Quote, verbatim, all material below, without pictures.

DATA PROVIDED:
★ ★ ★ ★

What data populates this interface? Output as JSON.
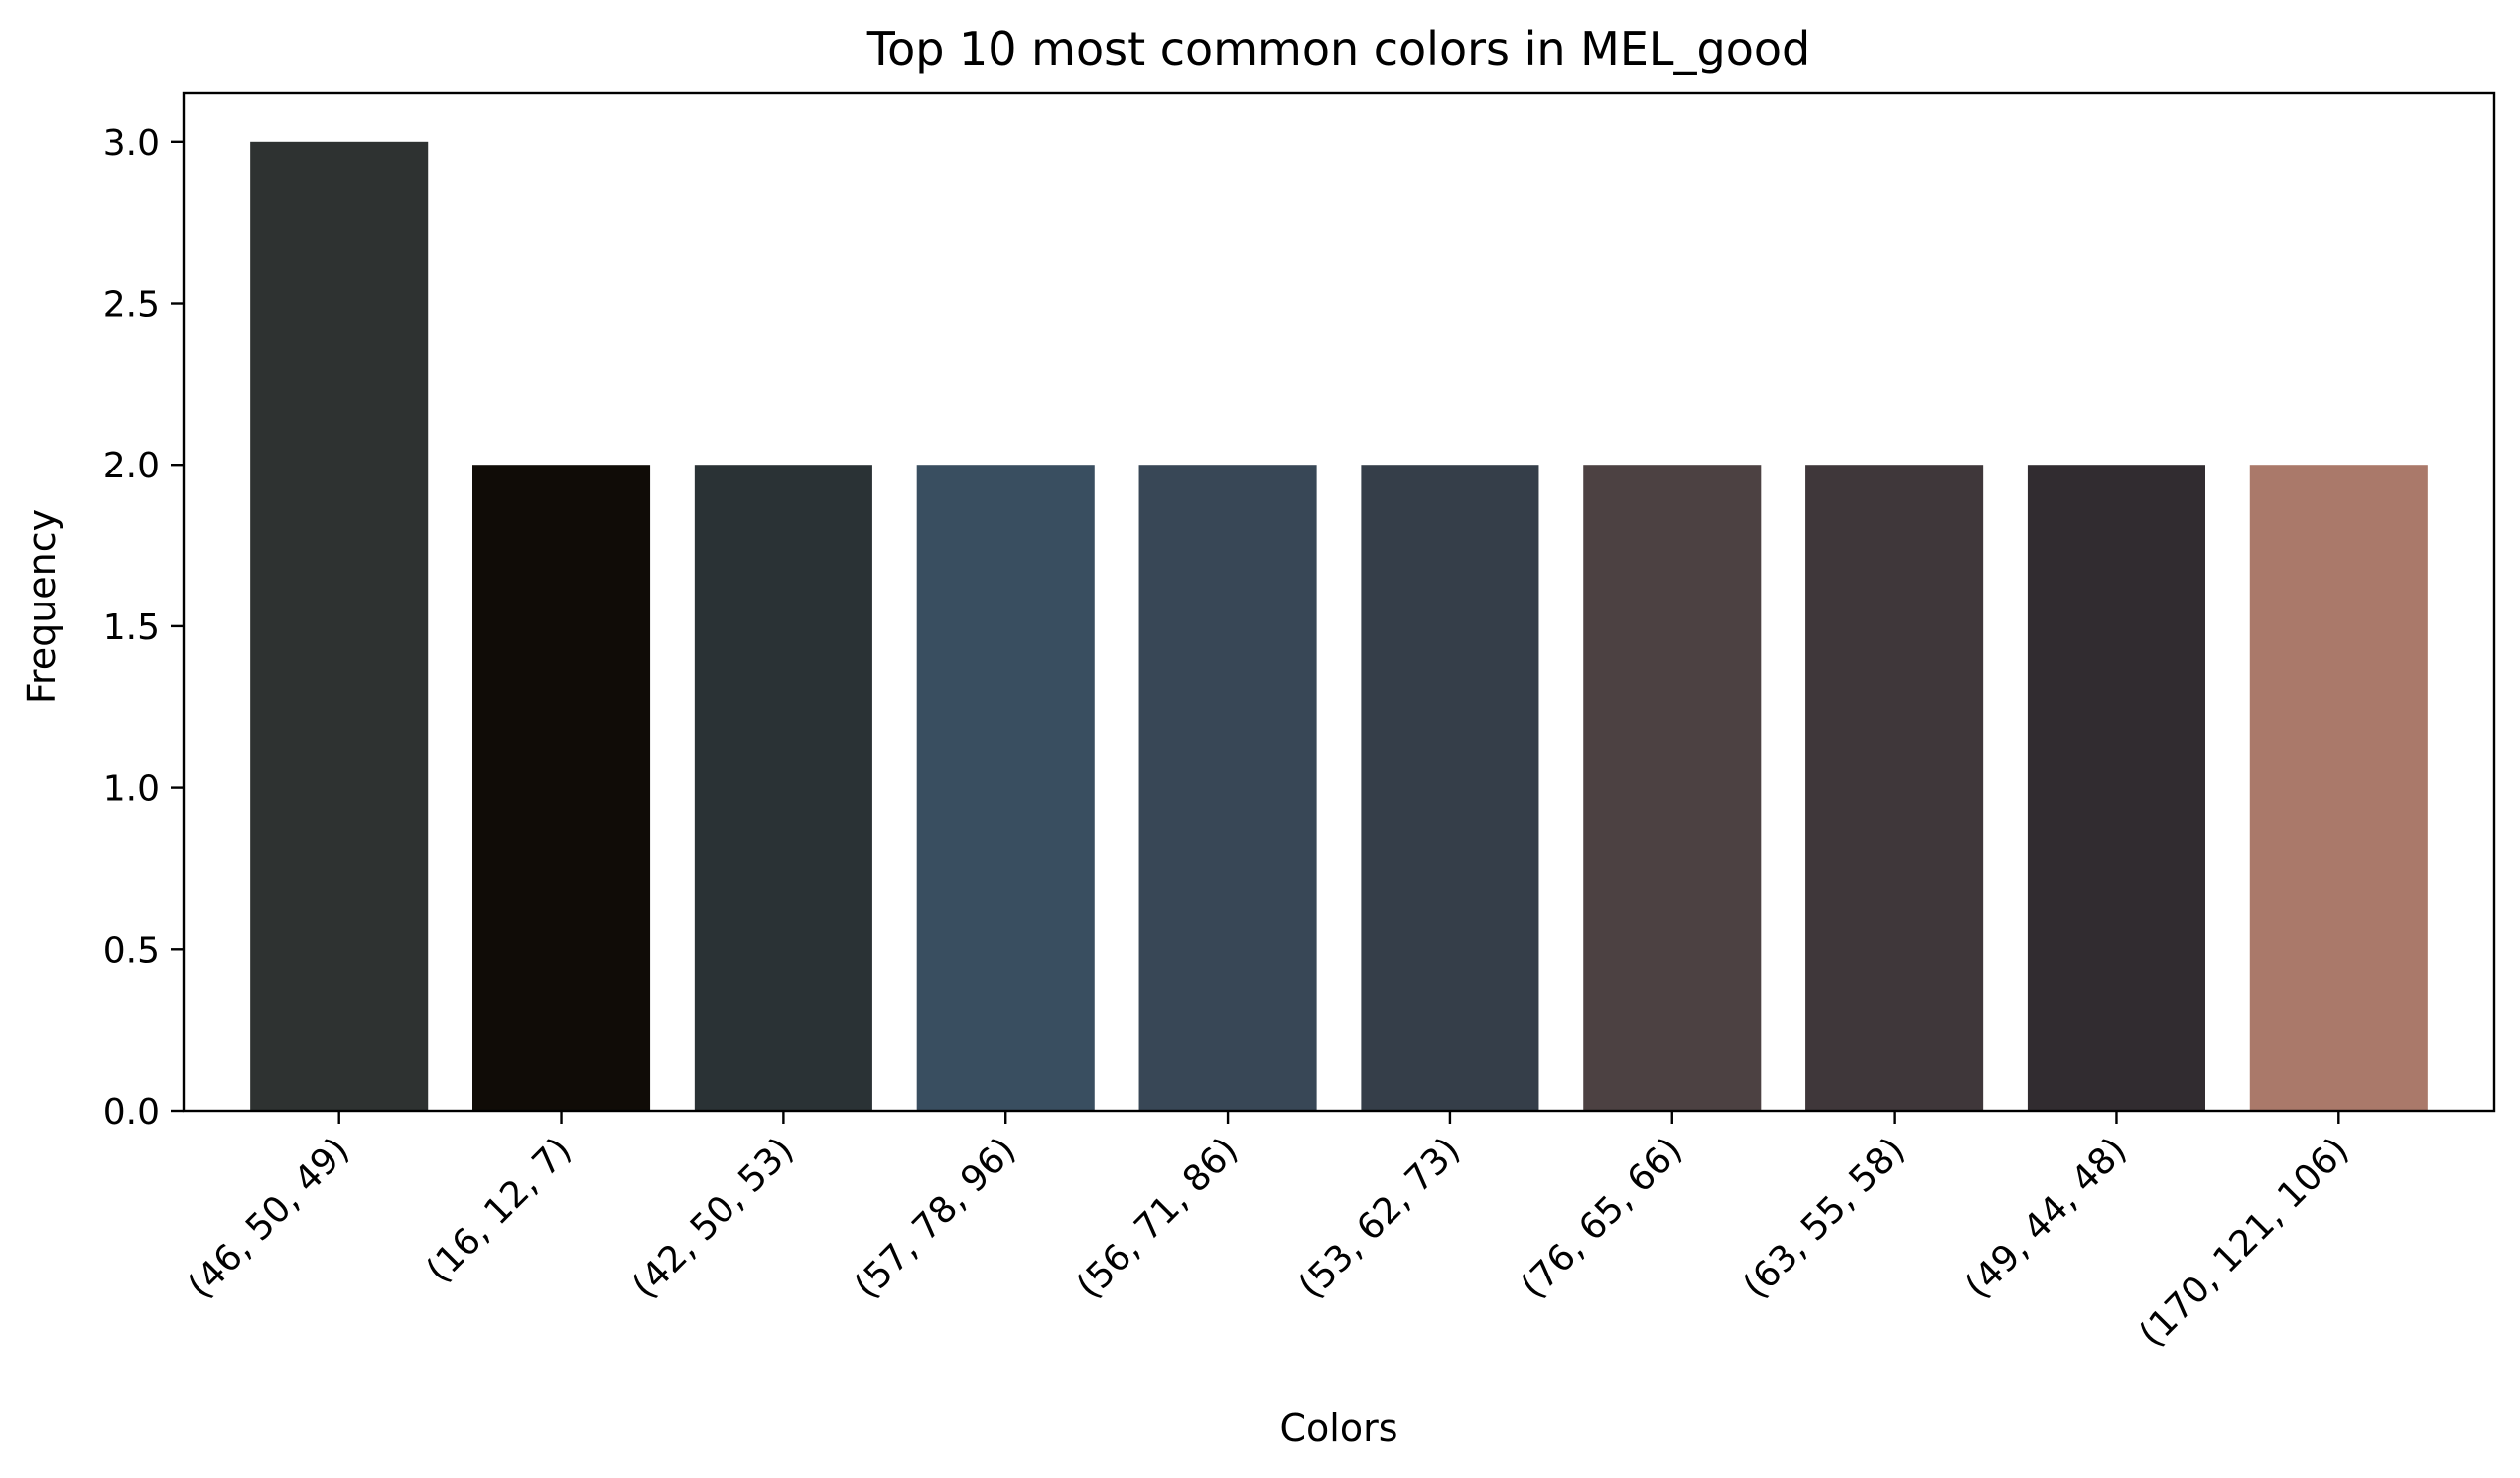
{
  "chart_data": {
    "type": "bar",
    "title": "Top 10 most common colors in MEL_good",
    "xlabel": "Colors",
    "ylabel": "Frequency",
    "ylim": [
      0,
      3.15
    ],
    "yticks": [
      0.0,
      0.5,
      1.0,
      1.5,
      2.0,
      2.5,
      3.0
    ],
    "ytick_labels": [
      "0.0",
      "0.5",
      "1.0",
      "1.5",
      "2.0",
      "2.5",
      "3.0"
    ],
    "grid": false,
    "categories": [
      "(46, 50, 49)",
      "(16, 12, 7)",
      "(42, 50, 53)",
      "(57, 78, 96)",
      "(56, 71, 86)",
      "(53, 62, 73)",
      "(76, 65, 66)",
      "(63, 55, 58)",
      "(49, 44, 48)",
      "(170, 121, 106)"
    ],
    "values": [
      3,
      2,
      2,
      2,
      2,
      2,
      2,
      2,
      2,
      2
    ],
    "colors": [
      "#2e3231",
      "#100c07",
      "#2a3235",
      "#394e60",
      "#384756",
      "#353e49",
      "#4c4142",
      "#3f373a",
      "#312c30",
      "#aa796a"
    ]
  }
}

★ ★ ★ ★

WRITTEN SOLUTION:
What data populates this interface? Output as JSON.
{
  "chart_data": {
    "type": "bar",
    "title": "Top 10 most common colors in MEL_good",
    "xlabel": "Colors",
    "ylabel": "Frequency",
    "ylim": [
      0,
      3.15
    ],
    "yticks": [
      0.0,
      0.5,
      1.0,
      1.5,
      2.0,
      2.5,
      3.0
    ],
    "ytick_labels": [
      "0.0",
      "0.5",
      "1.0",
      "1.5",
      "2.0",
      "2.5",
      "3.0"
    ],
    "grid": false,
    "categories": [
      "(46, 50, 49)",
      "(16, 12, 7)",
      "(42, 50, 53)",
      "(57, 78, 96)",
      "(56, 71, 86)",
      "(53, 62, 73)",
      "(76, 65, 66)",
      "(63, 55, 58)",
      "(49, 44, 48)",
      "(170, 121, 106)"
    ],
    "values": [
      3,
      2,
      2,
      2,
      2,
      2,
      2,
      2,
      2,
      2
    ],
    "colors": [
      "#2e3231",
      "#100c07",
      "#2a3235",
      "#394e60",
      "#384756",
      "#353e49",
      "#4c4142",
      "#3f373a",
      "#312c30",
      "#aa796a"
    ]
  }
}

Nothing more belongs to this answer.